Dataset items
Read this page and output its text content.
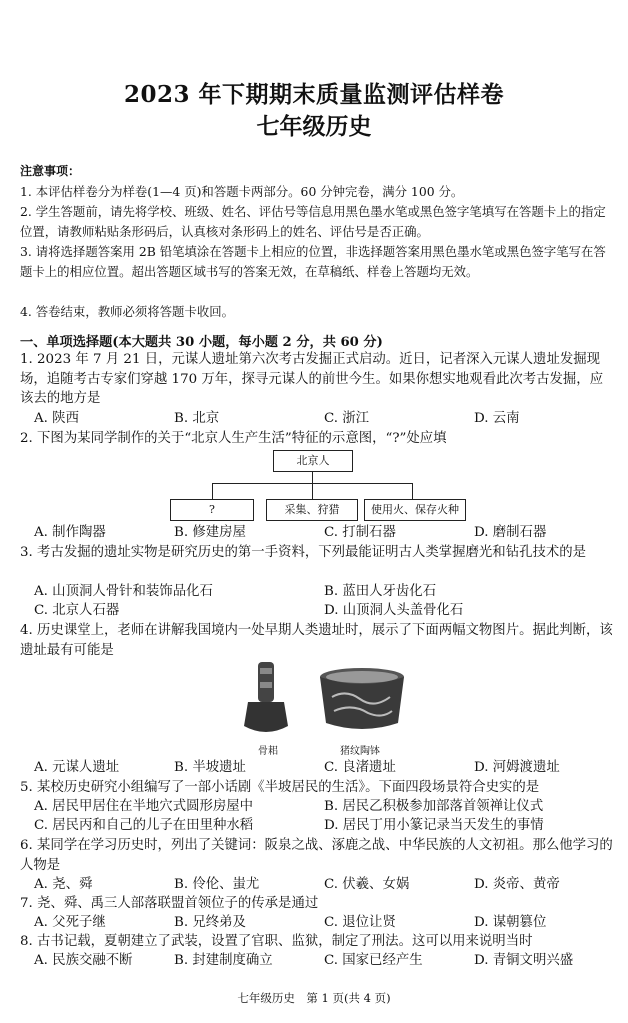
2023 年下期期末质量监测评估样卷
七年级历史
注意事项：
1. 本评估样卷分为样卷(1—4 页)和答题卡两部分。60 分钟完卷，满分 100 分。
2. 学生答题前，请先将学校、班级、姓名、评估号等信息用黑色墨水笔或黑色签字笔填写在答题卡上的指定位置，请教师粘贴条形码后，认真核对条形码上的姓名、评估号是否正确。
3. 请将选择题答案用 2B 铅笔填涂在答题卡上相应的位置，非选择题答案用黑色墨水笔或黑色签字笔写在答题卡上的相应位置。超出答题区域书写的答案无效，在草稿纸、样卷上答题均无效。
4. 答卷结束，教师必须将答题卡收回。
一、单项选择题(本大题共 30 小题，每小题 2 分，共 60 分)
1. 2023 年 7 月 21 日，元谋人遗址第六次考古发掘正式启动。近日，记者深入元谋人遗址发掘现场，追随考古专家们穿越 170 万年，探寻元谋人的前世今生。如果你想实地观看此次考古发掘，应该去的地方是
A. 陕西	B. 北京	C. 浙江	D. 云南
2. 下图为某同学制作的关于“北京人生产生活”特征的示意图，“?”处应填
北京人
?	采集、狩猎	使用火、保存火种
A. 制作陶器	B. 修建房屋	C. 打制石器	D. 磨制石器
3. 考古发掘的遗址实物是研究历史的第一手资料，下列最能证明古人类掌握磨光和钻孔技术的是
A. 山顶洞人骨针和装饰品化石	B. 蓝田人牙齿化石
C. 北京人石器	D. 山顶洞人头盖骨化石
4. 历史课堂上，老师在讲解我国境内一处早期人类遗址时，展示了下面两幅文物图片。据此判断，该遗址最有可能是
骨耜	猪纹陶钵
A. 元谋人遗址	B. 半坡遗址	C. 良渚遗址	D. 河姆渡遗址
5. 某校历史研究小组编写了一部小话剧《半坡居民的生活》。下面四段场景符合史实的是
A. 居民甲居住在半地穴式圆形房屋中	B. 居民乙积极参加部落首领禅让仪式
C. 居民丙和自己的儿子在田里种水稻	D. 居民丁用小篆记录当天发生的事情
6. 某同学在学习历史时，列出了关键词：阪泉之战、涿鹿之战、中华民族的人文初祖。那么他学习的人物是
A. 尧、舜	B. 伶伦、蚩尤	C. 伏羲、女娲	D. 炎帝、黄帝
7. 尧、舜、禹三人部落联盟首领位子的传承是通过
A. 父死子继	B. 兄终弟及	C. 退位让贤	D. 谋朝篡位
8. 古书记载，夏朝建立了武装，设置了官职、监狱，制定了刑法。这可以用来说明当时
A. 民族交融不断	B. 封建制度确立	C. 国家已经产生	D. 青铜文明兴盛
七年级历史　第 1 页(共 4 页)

Set task ::
Repeat the data exactly, dropping every picture it holds.

Worked answer ::
Read this page and output its text content.
2023 年下期期末质量监测评估样卷
七年级历史
注意事项：
1. 本评估样卷分为样卷(1—4 页)和答题卡两部分。60 分钟完卷，满分 100 分。
2. 学生答题前，请先将学校、班级、姓名、评估号等信息用黑色墨水笔或黑色签字笔填写在答题卡上的指定位置，请教师粘贴条形码后，认真核对条形码上的姓名、评估号是否正确。
3. 请将选择题答案用 2B 铅笔填涂在答题卡上相应的位置，非选择题答案用黑色墨水笔或黑色签字笔写在答题卡上的相应位置。超出答题区域书写的答案无效，在草稿纸、样卷上答题均无效。
4. 答卷结束，教师必须将答题卡收回。
一、单项选择题(本大题共 30 小题，每小题 2 分，共 60 分)
1. 2023 年 7 月 21 日，元谋人遗址第六次考古发掘正式启动。近日，记者深入元谋人遗址发掘现场，追随考古专家们穿越 170 万年，探寻元谋人的前世今生。如果你想实地观看此次考古发掘，应该去的地方是
A. 陕西	B. 北京	C. 浙江	D. 云南
2. 下图为某同学制作的关于“北京人生产生活”特征的示意图，“?”处应填
北京人
?	采集、狩猎	使用火、保存火种
A. 制作陶器	B. 修建房屋	C. 打制石器	D. 磨制石器
3. 考古发掘的遗址实物是研究历史的第一手资料，下列最能证明古人类掌握磨光和钻孔技术的是
A. 山顶洞人骨针和装饰品化石	B. 蓝田人牙齿化石
C. 北京人石器	D. 山顶洞人头盖骨化石
4. 历史课堂上，老师在讲解我国境内一处早期人类遗址时，展示了下面两幅文物图片。据此判断，该遗址最有可能是
骨耜	猪纹陶钵
A. 元谋人遗址	B. 半坡遗址	C. 良渚遗址	D. 河姆渡遗址
5. 某校历史研究小组编写了一部小话剧《半坡居民的生活》。下面四段场景符合史实的是
A. 居民甲居住在半地穴式圆形房屋中	B. 居民乙积极参加部落首领禅让仪式
C. 居民丙和自己的儿子在田里种水稻	D. 居民丁用小篆记录当天发生的事情
6. 某同学在学习历史时，列出了关键词：阪泉之战、涿鹿之战、中华民族的人文初祖。那么他学习的人物是
A. 尧、舜	B. 伶伦、蚩尤	C. 伏羲、女娲	D. 炎帝、黄帝
7. 尧、舜、禹三人部落联盟首领位子的传承是通过
A. 父死子继	B. 兄终弟及	C. 退位让贤	D. 谋朝篡位
8. 古书记载，夏朝建立了武装，设置了官职、监狱，制定了刑法。这可以用来说明当时
A. 民族交融不断	B. 封建制度确立	C. 国家已经产生	D. 青铜文明兴盛
七年级历史　第 1 页(共 4 页)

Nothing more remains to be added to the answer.